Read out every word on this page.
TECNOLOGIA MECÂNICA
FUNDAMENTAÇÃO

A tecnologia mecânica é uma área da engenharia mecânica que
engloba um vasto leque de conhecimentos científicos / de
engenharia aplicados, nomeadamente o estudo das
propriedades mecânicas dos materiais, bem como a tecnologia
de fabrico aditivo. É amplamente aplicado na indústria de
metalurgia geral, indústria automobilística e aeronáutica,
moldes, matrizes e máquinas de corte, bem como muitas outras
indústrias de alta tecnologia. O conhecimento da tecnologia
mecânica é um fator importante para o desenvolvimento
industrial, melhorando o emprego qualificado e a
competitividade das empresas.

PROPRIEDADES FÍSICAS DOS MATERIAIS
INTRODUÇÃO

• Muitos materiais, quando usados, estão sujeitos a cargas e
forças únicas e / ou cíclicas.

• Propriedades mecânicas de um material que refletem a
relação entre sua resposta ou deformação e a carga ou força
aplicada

What this task involves: Exactly as they are written, print the entries again.

Final result:
Read out every word on this page.
TECNOLOGIA MECÂNICA
FUNDAMENTAÇÃO

A tecnologia mecânica é uma área da engenharia mecânica que
engloba um vasto leque de conhecimentos científicos / de
engenharia aplicados, nomeadamente o estudo das
propriedades mecânicas dos materiais, bem como a tecnologia
de fabrico aditivo. É amplamente aplicado na indústria de
metalurgia geral, indústria automobilística e aeronáutica,
moldes, matrizes e máquinas de corte, bem como muitas outras
indústrias de alta tecnologia. O conhecimento da tecnologia
mecânica é um fator importante para o desenvolvimento
industrial, melhorando o emprego qualificado e a
competitividade das empresas.

PROPRIEDADES FÍSICAS DOS MATERIAIS
INTRODUÇÃO

• Muitos materiais, quando usados, estão sujeitos a cargas e
forças únicas e / ou cíclicas.

• Propriedades mecânicas de um material que refletem a
relação entre sua resposta ou deformação e a carga ou força
aplicada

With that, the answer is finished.